• _Lo que se pide_: Traduce al español la siguiente oración del hilo sobre la cebolla de verdeo: "O feirante já amarra num molho só uma porção de cada um, para o freguês que quer comprar dos dois, mas não quer gastar em dois molhos distintos."

• _Pasaje seleccionado_:
------------------------------------------------------------

# cebolla de verdeo



## pkogan

Cómo traduzirían "cebolla de verdeo" al portugués?


----------



## XiaoRoel

_Cebolo_ ou _cebolinho_?


----------



## nilperez

Hola! Según el DRAE (http://www.wordreference.com/definicion/cebolleta) *cebolleta* es el nombre de lo que en Argentina llamamos *cebolla de verdeo*. Entonces en (http://www.wordreference.com/espt/cebolleta) verás que la traducción es *cebolhina*.


----------



## XiaoRoel

Pero date cuenta de que _cebolhina_ (si no se equivoca el diccionario bilingüe) es un _españolismo_ en portugués, como bien denotan /_lh_/ en vez del etimológico /_l_/ y el sufijo diminutivo -_ina_ en vez del etimológico -_inha_.


----------



## WhoSoyEu

Perdón pero el nombre es "cebolinha".


----------



## XiaoRoel

Isso já semelha português (e galego).


----------



## Carfer

Também de verduras pouco percebo, mas o nome que costumo ouvir ( e espero que estejamos a falar das mesmas coisa) é '_cebolinho_' ou '_cebolo_', como diz XiaoRoel.


----------



## WhoSoyEu

O que eu quis dizer é que não se escreve "cebolhina" e sim "cebolinha" (em Pt-Br).


----------



## nilperez

nilperez said:


> Hola! Según el DRAE (http://www.wordreference.com/definicion/cebolleta) *cebolleta* es el nombre de lo que en Argentina llamamos *cebolla de verdeo*. Entonces en (http://www.wordreference.com/espt/cebolleta) verás que la traducción es *cebolhina*.



Perdón, el error fue mío, escribí *cebolhina* en lugar de *cebolinha *. Si siguen el link verán la escritura correcta. Disculpen de nuevo.


----------



## swift

Hola:

Yo pensé en Allium schoenoprasum o cebolinha. 

Parece que en Portugal se llama _cebolinho_ y en Brasil _cebolinha_.


----------



## Susaf

Yo diria que "cebolinha"


----------



## Brazilian Girl

¡A cocinar, entonces!
En Brasil es muy difundido el uso de "cebolinha" y "salsinha" (perejil). 
Cuando las recetas piden los dos cortados juntos llamamos "cheiro verde" (olor verde), un nombre raro ya que nada que uno huele tiene colores, ¿no?


----------



## Audie

No Recife também se ouve '_cebolinho_', com "o" no final. Talvez essa seja até a forma mais tradicional.

Há até um "combo" D) muito comum nas feiras livres (não vejo isso nos supermercados): '_coentro e cebolinho'_. O feirante já amarra num molho só uma porção de cada um, para o freguês que quer comprar dos dois, mas não quer gastar em dois molhos distintos.


----------

------------------------------------------------------------

Registros de anotación de maquetación:
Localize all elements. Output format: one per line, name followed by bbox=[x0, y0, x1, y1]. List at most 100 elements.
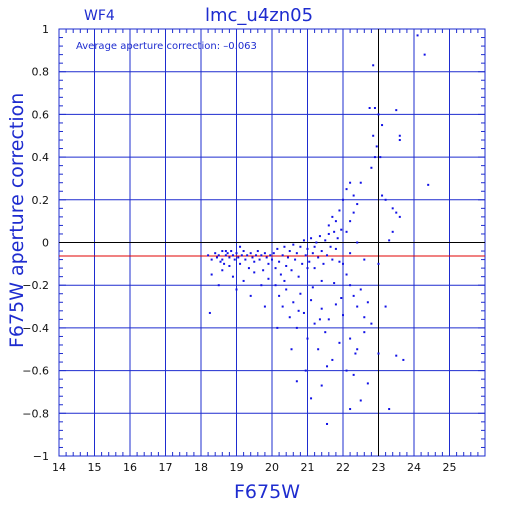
y-tick-label: 0 bbox=[42, 237, 49, 250]
data-point bbox=[276, 326, 279, 329]
data-point bbox=[308, 260, 311, 263]
data-point bbox=[326, 365, 329, 368]
data-point bbox=[208, 311, 211, 314]
data-point bbox=[363, 316, 366, 319]
data-point bbox=[340, 228, 343, 231]
data-point bbox=[304, 254, 307, 257]
data-point bbox=[366, 301, 369, 304]
data-point bbox=[230, 250, 233, 253]
data-point bbox=[228, 256, 231, 259]
data-point bbox=[313, 267, 316, 270]
data-point bbox=[278, 260, 281, 263]
data-point bbox=[349, 220, 352, 223]
data-point bbox=[372, 134, 375, 137]
data-point bbox=[398, 139, 401, 142]
data-point bbox=[278, 294, 281, 297]
data-point bbox=[370, 166, 373, 169]
data-point bbox=[224, 254, 227, 257]
data-point bbox=[398, 215, 401, 218]
data-point bbox=[226, 252, 229, 255]
data-point bbox=[345, 230, 348, 233]
data-point bbox=[352, 211, 355, 214]
average-correction-label: Average aperture correction: bbox=[76, 41, 221, 52]
data-point bbox=[334, 220, 337, 223]
data-point bbox=[317, 256, 320, 259]
data-point bbox=[239, 262, 242, 265]
data-point bbox=[295, 252, 298, 255]
data-point bbox=[395, 109, 398, 112]
data-point bbox=[262, 269, 265, 272]
data-point bbox=[331, 358, 334, 361]
data-point bbox=[253, 260, 256, 263]
data-point bbox=[327, 318, 330, 321]
data-point bbox=[217, 254, 220, 257]
data-point bbox=[340, 297, 343, 300]
average-correction-value: –0.063 bbox=[223, 41, 257, 52]
data-point bbox=[295, 380, 298, 383]
data-point bbox=[320, 279, 323, 282]
data-point bbox=[306, 247, 309, 250]
data-point bbox=[363, 258, 366, 261]
data-point bbox=[379, 156, 382, 159]
y-tick-label: 0.8 bbox=[32, 66, 50, 79]
data-point bbox=[326, 422, 329, 425]
data-point bbox=[331, 215, 334, 218]
data-point bbox=[388, 408, 391, 411]
data-point bbox=[315, 241, 318, 244]
x-axis-label: F675W bbox=[234, 481, 300, 503]
data-point bbox=[302, 239, 305, 242]
data-point bbox=[333, 230, 336, 233]
y-tick-label: −0.8 bbox=[22, 407, 49, 420]
data-point bbox=[338, 209, 341, 212]
x-tick-label: 16 bbox=[123, 461, 137, 474]
data-point bbox=[288, 250, 291, 253]
data-point bbox=[269, 254, 272, 257]
data-point bbox=[363, 331, 366, 334]
data-point bbox=[301, 262, 304, 265]
x-tick-label: 17 bbox=[159, 461, 173, 474]
data-point bbox=[281, 254, 284, 257]
data-point bbox=[247, 267, 250, 270]
data-point bbox=[318, 235, 321, 238]
data-point bbox=[290, 348, 293, 351]
data-point bbox=[349, 337, 352, 340]
data-point bbox=[352, 294, 355, 297]
data-point bbox=[235, 288, 238, 291]
data-point bbox=[310, 299, 313, 302]
data-point bbox=[235, 252, 238, 255]
data-point bbox=[333, 282, 336, 285]
data-point bbox=[263, 252, 266, 255]
data-point bbox=[251, 256, 254, 259]
data-point bbox=[416, 34, 419, 37]
data-point bbox=[233, 258, 236, 261]
data-point bbox=[381, 194, 384, 197]
data-point bbox=[352, 373, 355, 376]
data-point bbox=[265, 256, 268, 259]
data-point bbox=[310, 237, 313, 240]
data-point bbox=[423, 53, 426, 56]
data-point bbox=[373, 156, 376, 159]
data-point bbox=[285, 288, 288, 291]
data-point bbox=[349, 181, 352, 184]
y-tick-label: −1 bbox=[33, 450, 49, 463]
data-point bbox=[366, 382, 369, 385]
data-point bbox=[221, 250, 224, 253]
data-point bbox=[306, 267, 309, 270]
data-point bbox=[318, 318, 321, 321]
data-point bbox=[242, 279, 245, 282]
data-point bbox=[274, 267, 277, 270]
y-tick-label: 0.6 bbox=[32, 108, 50, 121]
x-tick-label: 14 bbox=[52, 461, 66, 474]
data-point bbox=[302, 311, 305, 314]
data-point bbox=[317, 348, 320, 351]
x-tick-label: 19 bbox=[230, 461, 244, 474]
data-point bbox=[242, 250, 245, 253]
data-point bbox=[381, 124, 384, 127]
data-point bbox=[320, 250, 323, 253]
data-point bbox=[342, 262, 344, 265]
data-point bbox=[221, 269, 224, 272]
data-point bbox=[327, 232, 330, 235]
data-point bbox=[215, 256, 218, 259]
data-point bbox=[320, 384, 323, 387]
data-point bbox=[329, 245, 332, 248]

------------------------------------------------------------

• _La respuesta_: El feriante ya ata en un solo manojo una porción de cada uno, para el cliente que quiere comprar de los dos, pero no quiere gastar en dos manojos distintos.